### [GIVEN REQUEST]
Can you echo the material verbatim, starting at the line that has "Patent image size: (1020, 1098)." and stopping after the line that has "The high speed"?

### [DATA SUPPLIED]
********************

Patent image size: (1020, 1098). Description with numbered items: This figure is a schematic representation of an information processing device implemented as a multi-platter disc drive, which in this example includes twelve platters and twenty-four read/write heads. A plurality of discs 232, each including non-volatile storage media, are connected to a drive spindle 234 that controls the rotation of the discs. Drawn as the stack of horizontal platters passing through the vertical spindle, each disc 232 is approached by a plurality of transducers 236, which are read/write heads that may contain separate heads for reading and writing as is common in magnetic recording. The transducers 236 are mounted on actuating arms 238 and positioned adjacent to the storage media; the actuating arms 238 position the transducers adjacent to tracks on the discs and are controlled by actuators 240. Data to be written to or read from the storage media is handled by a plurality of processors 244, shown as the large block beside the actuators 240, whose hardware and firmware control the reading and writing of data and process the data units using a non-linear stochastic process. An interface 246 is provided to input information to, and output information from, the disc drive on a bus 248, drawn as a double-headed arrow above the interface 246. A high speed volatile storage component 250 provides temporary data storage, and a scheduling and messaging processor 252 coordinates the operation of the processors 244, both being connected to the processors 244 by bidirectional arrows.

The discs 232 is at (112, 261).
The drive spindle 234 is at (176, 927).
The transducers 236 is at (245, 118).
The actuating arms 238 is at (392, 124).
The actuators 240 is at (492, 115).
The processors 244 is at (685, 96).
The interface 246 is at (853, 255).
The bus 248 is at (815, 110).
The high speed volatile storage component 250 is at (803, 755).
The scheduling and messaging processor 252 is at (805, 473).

********************

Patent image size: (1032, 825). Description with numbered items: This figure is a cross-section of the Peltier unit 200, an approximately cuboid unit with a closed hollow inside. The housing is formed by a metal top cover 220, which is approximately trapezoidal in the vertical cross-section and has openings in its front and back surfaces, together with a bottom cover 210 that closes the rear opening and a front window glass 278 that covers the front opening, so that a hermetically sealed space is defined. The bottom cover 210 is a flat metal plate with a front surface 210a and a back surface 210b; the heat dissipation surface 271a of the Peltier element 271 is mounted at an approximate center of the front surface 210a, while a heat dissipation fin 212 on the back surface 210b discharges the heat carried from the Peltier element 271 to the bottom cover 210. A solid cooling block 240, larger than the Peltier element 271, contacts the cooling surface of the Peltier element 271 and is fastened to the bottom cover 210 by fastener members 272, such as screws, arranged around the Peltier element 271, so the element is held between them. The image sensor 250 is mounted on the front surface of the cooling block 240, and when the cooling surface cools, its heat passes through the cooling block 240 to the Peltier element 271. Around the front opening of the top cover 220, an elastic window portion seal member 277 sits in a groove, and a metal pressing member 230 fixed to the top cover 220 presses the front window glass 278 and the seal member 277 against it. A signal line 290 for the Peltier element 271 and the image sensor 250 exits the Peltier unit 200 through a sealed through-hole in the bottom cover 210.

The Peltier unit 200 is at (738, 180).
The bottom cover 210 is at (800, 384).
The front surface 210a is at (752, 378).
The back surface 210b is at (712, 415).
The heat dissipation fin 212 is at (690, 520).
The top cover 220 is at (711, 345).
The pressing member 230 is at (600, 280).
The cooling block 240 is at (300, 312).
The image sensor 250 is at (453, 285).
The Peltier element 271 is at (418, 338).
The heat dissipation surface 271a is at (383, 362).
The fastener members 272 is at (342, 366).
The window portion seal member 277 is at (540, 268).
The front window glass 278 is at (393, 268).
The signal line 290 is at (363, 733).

********************

### [EXERCISE SOLUTION]
Patent image size: (1020, 1098). Description with numbered items: This figure is a schematic representation of an information processing device implemented as a multi-platter disc drive, which in this example includes twelve platters and twenty-four read/write heads. A plurality of discs 232, each including non-volatile storage media, are connected to a drive spindle 234 that controls the rotation of the discs. Drawn as the stack of horizontal platters passing through the vertical spindle, each disc 232 is approached by a plurality of transducers 236, which are read/write heads that may contain separate heads for reading and writing as is common in magnetic recording. The transducers 236 are mounted on actuating arms 238 and positioned adjacent to the storage media; the actuating arms 238 position the transducers adjacent to tracks on the discs and are controlled by actuators 240. Data to be written to or read from the storage media is handled by a plurality of processors 244, shown as the large block beside the actuators 240, whose hardware and firmware control the reading and writing of data and process the data units using a non-linear stochastic process. An interface 246 is provided to input information to, and output information from, the disc drive on a bus 248, drawn as a double-headed arrow above the interface 246. A high speed volatile storage component 250 provides temporary data storage, and a scheduling and messaging processor 252 coordinates the operation of the processors 244, both being connected to the processors 244 by bidirectional arrows.

The discs 232 is at (112, 261).
The drive spindle 234 is at (176, 927).
The transducers 236 is at (245, 118).
The actuating arms 238 is at (392, 124).
The actuators 240 is at (492, 115).
The processors 244 is at (685, 96).
The interface 246 is at (853, 255).
The bus 248 is at (815, 110).
The high speed volatile storage component 250 is at (803, 755).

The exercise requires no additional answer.